**Given request:** Gather every line of the entries that includes the word "может".

** start of Rows **

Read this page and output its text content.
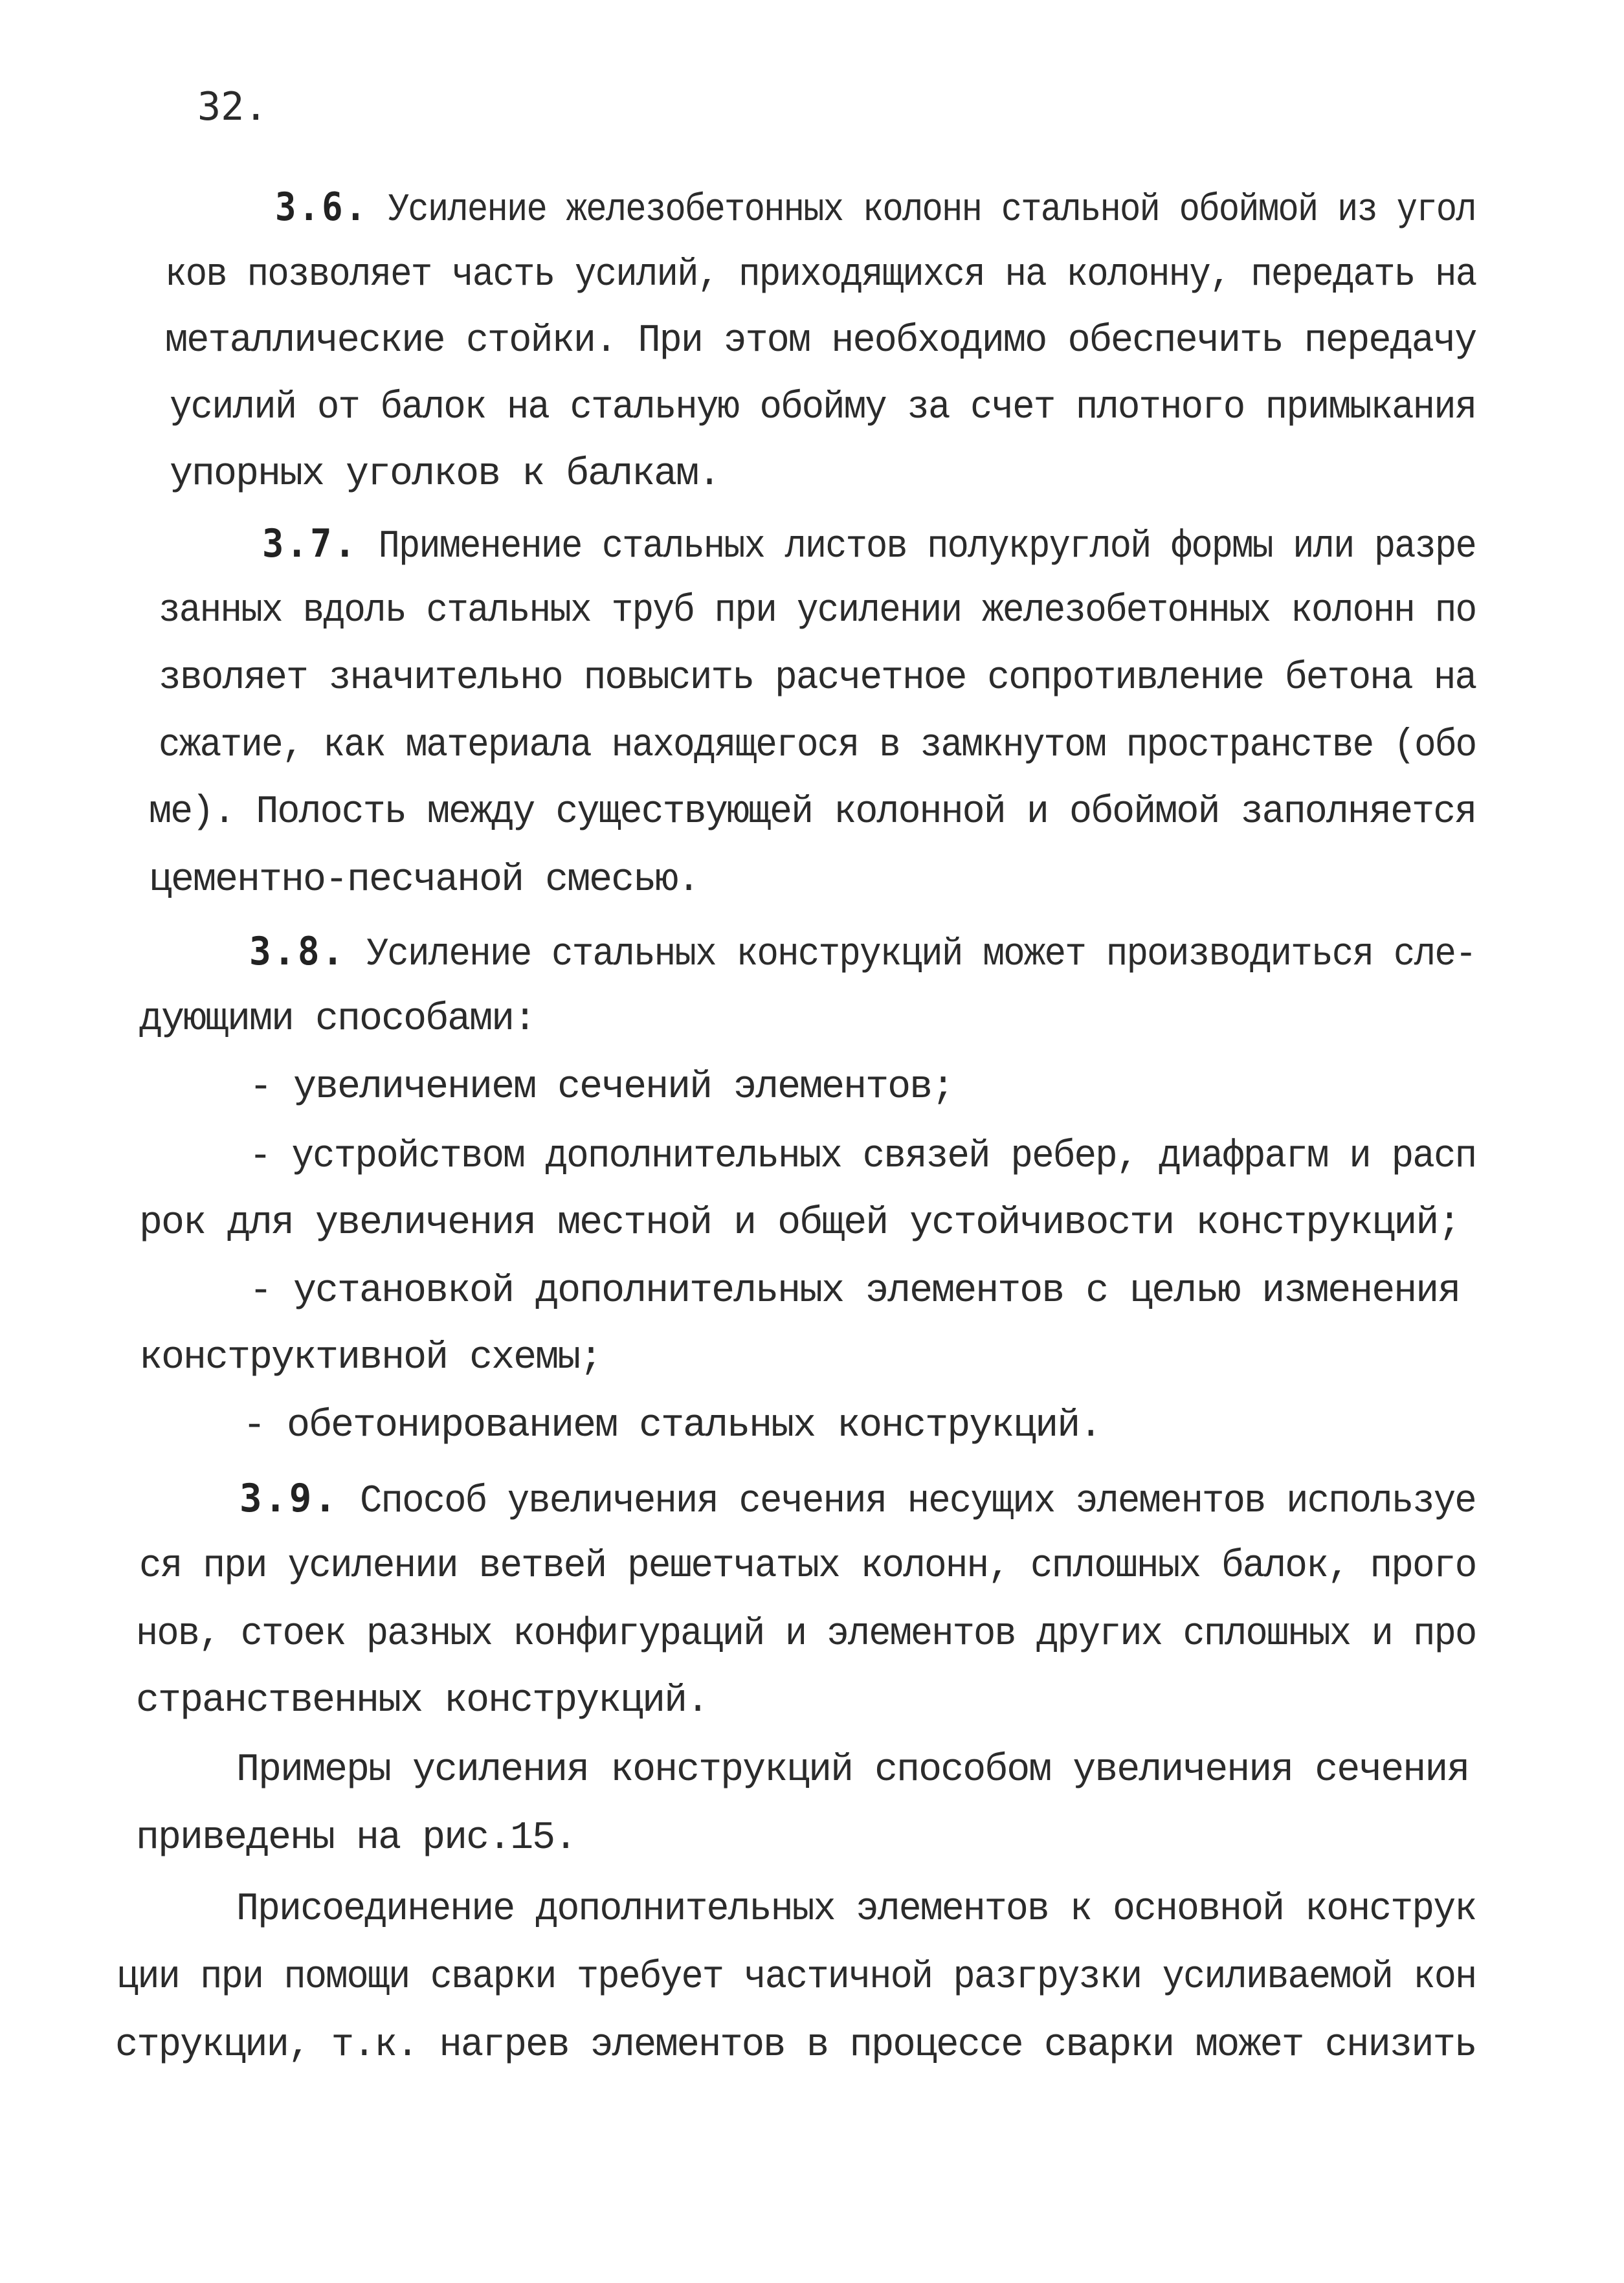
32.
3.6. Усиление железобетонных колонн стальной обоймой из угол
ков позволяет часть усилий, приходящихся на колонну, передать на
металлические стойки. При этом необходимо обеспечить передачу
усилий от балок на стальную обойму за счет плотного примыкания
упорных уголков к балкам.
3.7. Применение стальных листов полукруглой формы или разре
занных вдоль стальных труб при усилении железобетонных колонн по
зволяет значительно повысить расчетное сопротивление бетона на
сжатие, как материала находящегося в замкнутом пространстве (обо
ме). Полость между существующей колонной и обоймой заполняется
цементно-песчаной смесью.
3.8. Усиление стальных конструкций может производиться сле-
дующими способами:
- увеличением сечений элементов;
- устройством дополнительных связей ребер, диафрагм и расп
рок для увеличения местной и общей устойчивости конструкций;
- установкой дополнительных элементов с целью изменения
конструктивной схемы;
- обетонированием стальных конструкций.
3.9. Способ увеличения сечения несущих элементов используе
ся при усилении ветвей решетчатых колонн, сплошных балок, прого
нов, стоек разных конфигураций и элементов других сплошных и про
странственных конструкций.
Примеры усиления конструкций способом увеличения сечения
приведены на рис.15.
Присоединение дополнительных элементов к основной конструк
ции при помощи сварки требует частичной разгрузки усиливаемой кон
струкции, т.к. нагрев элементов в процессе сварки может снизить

** end of Rows **

**The solution:**
3.8. Усиление стальных конструкций может производиться сле-
струкции, т.к. нагрев элементов в процессе сварки может снизить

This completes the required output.